• Task to carry out: Copy out every line exactly as given.

• Extracted entries:

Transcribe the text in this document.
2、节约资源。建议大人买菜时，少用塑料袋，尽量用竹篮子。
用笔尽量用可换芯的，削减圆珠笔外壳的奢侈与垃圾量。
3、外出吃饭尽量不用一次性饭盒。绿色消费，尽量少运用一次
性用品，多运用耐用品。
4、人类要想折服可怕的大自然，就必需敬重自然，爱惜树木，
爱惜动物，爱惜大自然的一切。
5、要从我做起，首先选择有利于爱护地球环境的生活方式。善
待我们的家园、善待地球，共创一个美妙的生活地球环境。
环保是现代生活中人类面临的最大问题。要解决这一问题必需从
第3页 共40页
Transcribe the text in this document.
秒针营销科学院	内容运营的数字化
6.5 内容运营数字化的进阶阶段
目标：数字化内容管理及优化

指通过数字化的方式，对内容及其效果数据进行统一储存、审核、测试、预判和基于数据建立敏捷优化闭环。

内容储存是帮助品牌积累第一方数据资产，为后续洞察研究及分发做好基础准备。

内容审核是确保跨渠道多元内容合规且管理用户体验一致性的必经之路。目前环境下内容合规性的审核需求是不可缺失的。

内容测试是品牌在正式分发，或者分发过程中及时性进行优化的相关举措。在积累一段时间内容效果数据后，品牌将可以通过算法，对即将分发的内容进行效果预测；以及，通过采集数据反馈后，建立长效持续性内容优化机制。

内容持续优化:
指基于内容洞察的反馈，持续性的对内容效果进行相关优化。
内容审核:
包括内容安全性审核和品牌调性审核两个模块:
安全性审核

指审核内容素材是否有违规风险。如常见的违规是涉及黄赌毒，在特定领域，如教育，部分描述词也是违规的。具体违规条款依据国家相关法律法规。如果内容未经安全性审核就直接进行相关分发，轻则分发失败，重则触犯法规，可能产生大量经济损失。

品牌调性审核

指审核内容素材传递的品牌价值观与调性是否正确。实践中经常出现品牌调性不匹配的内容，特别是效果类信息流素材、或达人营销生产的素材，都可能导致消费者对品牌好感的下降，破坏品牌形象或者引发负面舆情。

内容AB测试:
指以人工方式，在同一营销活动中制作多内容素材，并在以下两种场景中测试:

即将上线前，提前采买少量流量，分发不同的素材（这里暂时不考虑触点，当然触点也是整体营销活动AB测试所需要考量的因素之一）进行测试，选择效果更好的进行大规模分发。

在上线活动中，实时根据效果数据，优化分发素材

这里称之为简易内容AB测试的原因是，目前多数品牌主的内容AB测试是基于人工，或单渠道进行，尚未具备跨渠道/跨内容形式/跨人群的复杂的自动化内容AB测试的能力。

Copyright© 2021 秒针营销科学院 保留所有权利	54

• Response to the task:
Transcribe the text in this document.
2、节约资源。建议大人买菜时，少用塑料袋，尽量用竹篮子。
用笔尽量用可换芯的，削减圆珠笔外壳的奢侈与垃圾量。
3、外出吃饭尽量不用一次性饭盒。绿色消费，尽量少运用一次
性用品，多运用耐用品。
4、人类要想折服可怕的大自然，就必需敬重自然，爱惜树木，
爱惜动物，爱惜大自然的一切。
5、要从我做起，首先选择有利于爱护地球环境的生活方式。善
待我们的家园、善待地球，共创一个美妙的生活地球环境。
环保是现代生活中人类面临的最大问题。要解决这一问题必需从
第3页 共40页
Transcribe the text in this document.
秒针营销科学院	内容运营的数字化
6.5 内容运营数字化的进阶阶段
目标：数字化内容管理及优化

指通过数字化的方式，对内容及其效果数据进行统一储存、审核、测试、预判和基于数据建立敏捷优化闭环。

内容储存是帮助品牌积累第一方数据资产，为后续洞察研究及分发做好基础准备。

内容审核是确保跨渠道多元内容合规且管理用户体验一致性的必经之路。目前环境下内容合规性的审核需求是不可缺失的。

内容测试是品牌在正式分发，或者分发过程中及时性进行优化的相关举措。在积累一段时间内容效果数据后，品牌将可以通过算法，对即将分发的内容进行效果预测；以及，通过采集数据反馈后，建立长效持续性内容优化机制。

内容持续优化:
指基于内容洞察的反馈，持续性的对内容效果进行相关优化。
内容审核:
包括内容安全性审核和品牌调性审核两个模块:
安全性审核

指审核内容素材是否有违规风险。如常见的违规是涉及黄赌毒，在特定领域，如教育，部分描述词也是违规的。具体违规条款依据国家相关法律法规。如果内容未经安全性审核就直接进行相关分发，轻则分发失败，重则触犯法规，可能产生大量经济损失。

品牌调性审核

指审核内容素材传递的品牌价值观与调性是否正确。实践中经常出现品牌调性不匹配的内容，特别是效果类信息流素材、或达人营销生产的素材，都可能导致消费者对品牌好感的下降，破坏品牌形象或者引发负面舆情。

内容AB测试:
指以人工方式，在同一营销活动中制作多内容素材，并在以下两种场景中测试:

即将上线前，提前采买少量流量，分发不同的素材（这里暂时不考虑触点，当然触点也是整体营销活动AB测试所需要考量的因素之一）进行测试，选择效果更好的进行大规模分发。

在上线活动中，实时根据效果数据，优化分发素材

这里称之为简易内容AB测试的原因是，目前多数品牌主的内容AB测试是基于人工，或单渠道进行，尚未具备跨渠道/跨内容形式/跨人群的复杂的自动化内容AB测试的能力。

Copyright© 2021 秒针营销科学院 保留所有权利	54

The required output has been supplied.